→ **TASK DETAILS**: How many lines of the items below contain the string "right"? Reply with the number alone.

Records taken from a collection
============================================================
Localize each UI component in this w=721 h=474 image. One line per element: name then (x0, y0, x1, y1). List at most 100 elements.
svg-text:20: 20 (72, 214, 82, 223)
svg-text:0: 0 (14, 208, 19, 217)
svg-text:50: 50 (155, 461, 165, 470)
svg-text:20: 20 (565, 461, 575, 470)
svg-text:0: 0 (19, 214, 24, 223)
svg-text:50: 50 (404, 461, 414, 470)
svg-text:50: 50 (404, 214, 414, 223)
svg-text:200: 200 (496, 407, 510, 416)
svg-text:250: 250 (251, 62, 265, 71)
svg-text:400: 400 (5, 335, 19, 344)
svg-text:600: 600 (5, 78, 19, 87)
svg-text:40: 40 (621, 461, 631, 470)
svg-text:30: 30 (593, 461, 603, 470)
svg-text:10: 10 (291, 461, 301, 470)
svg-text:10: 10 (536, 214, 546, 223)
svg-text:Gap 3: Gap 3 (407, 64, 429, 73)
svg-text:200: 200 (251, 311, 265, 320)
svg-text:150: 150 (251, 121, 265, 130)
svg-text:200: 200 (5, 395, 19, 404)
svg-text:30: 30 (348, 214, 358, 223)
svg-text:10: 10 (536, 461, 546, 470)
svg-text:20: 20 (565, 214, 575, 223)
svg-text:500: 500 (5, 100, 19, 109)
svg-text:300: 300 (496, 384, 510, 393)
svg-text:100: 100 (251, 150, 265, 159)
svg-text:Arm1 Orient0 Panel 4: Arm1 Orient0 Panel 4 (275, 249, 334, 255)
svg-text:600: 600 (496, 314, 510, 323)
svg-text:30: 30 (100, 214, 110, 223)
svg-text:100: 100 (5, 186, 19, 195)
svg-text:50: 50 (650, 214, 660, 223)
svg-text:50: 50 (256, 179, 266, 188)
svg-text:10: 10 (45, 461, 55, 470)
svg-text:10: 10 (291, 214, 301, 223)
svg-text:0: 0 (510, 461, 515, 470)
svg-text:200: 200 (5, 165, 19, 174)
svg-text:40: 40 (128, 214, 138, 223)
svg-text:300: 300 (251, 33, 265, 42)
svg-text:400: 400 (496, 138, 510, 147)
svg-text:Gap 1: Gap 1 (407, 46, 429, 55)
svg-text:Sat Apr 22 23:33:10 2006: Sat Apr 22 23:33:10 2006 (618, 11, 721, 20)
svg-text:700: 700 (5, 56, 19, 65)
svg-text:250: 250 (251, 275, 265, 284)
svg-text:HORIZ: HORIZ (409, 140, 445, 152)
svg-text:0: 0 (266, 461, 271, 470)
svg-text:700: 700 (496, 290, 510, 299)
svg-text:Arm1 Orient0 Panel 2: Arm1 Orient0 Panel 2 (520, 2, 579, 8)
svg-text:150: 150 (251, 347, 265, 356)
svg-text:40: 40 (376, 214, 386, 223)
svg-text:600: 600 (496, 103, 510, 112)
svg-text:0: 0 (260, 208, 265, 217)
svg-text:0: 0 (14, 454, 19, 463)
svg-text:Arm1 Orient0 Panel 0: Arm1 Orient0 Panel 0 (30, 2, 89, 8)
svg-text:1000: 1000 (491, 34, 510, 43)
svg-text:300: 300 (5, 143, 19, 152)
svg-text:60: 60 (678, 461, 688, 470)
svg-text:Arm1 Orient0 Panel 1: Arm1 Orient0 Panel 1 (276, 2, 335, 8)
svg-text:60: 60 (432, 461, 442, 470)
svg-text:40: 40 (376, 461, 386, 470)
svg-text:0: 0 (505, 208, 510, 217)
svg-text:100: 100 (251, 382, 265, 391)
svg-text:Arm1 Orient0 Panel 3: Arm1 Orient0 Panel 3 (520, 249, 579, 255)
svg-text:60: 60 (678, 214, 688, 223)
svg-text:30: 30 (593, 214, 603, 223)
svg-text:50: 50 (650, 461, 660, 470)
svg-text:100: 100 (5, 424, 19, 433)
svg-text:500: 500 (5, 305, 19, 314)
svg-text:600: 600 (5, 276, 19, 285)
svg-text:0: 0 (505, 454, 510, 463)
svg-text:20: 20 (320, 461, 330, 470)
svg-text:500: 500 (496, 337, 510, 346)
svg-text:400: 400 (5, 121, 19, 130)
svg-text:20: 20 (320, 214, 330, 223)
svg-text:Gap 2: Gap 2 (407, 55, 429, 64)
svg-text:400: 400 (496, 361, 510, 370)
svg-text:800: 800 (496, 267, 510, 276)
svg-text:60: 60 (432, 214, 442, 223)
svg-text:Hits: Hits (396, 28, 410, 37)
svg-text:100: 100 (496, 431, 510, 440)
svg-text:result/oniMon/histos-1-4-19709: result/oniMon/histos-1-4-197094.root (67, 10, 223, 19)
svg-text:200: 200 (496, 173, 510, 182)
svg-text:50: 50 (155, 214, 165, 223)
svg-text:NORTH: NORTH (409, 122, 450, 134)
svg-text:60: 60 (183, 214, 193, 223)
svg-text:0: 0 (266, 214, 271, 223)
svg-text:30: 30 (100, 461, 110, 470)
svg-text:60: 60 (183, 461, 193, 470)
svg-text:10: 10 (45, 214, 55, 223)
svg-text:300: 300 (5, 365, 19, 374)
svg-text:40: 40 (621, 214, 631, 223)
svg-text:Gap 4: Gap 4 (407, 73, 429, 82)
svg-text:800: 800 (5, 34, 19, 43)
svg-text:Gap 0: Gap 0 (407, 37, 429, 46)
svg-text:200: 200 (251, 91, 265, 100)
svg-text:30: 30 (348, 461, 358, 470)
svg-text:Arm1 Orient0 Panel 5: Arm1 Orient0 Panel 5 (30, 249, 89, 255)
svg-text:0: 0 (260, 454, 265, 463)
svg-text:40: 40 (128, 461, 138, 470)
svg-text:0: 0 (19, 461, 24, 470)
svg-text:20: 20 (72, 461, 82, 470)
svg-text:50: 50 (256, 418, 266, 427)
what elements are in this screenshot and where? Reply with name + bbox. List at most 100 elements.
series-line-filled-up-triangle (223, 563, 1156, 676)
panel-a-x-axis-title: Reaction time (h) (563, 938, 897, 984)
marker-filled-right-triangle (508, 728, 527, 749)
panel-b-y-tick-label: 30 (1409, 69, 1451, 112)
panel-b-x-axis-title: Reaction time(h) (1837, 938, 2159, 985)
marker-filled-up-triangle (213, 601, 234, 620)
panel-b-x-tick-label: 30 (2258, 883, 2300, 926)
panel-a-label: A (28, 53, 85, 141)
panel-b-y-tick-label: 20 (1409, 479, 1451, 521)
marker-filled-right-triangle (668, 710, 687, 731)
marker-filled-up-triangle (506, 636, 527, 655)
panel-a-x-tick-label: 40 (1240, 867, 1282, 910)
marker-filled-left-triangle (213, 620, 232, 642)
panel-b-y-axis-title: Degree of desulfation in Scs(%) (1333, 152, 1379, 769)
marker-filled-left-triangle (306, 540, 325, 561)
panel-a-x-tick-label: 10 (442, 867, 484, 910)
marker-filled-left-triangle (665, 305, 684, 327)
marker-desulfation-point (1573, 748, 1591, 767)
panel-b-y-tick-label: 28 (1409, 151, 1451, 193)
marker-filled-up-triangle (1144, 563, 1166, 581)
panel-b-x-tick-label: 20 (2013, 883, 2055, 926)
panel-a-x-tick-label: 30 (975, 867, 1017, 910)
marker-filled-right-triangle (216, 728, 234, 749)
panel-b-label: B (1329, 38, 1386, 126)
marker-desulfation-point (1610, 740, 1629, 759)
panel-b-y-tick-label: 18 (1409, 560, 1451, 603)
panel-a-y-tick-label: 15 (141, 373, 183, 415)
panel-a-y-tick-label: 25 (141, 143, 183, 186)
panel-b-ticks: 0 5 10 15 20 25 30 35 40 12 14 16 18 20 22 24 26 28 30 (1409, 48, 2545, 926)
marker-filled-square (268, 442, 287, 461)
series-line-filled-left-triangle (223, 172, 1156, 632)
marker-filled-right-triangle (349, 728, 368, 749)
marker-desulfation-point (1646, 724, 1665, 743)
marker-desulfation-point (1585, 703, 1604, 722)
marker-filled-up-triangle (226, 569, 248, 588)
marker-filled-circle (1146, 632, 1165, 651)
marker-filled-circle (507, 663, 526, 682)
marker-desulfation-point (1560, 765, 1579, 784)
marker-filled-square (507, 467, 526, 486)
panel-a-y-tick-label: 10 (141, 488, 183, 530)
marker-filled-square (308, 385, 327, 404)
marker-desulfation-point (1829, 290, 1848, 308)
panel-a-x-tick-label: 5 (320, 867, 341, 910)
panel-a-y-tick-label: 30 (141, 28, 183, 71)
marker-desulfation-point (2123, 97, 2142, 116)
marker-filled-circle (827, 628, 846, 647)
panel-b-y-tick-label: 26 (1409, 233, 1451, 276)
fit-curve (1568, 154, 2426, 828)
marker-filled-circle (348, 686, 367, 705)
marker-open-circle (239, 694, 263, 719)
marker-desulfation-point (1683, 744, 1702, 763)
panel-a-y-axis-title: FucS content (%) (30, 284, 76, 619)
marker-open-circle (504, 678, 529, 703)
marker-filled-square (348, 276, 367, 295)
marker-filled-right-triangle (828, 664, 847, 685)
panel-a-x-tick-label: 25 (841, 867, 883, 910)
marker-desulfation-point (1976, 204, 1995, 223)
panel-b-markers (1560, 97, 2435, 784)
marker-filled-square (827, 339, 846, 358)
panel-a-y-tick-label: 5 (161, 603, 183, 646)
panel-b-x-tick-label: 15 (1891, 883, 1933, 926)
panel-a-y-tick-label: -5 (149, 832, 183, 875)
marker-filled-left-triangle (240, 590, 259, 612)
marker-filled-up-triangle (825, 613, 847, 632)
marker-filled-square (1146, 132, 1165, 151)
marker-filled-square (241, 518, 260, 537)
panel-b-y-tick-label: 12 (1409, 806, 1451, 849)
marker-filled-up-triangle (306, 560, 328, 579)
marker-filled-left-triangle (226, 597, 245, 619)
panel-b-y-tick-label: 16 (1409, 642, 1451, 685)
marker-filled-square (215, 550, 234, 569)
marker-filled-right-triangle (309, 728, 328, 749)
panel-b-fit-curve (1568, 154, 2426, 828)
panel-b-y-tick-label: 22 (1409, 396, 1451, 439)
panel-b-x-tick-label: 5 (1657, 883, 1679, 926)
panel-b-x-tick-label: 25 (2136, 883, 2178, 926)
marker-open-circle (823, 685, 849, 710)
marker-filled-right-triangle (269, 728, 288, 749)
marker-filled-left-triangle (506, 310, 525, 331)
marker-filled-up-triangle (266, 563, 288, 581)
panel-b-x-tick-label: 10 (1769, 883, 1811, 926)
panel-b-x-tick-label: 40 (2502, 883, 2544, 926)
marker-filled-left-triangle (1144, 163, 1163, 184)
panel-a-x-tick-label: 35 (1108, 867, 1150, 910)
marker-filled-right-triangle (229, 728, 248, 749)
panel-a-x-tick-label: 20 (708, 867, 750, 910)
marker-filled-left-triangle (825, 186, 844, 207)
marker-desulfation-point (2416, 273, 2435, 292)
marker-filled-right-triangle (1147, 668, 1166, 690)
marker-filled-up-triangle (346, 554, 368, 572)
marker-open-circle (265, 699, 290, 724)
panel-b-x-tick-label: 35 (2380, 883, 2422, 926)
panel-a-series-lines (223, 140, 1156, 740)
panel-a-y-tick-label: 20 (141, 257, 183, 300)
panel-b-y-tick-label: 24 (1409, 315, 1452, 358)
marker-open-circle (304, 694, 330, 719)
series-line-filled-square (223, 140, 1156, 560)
============================================================
→ **EXPECTED OUTPUT**: 9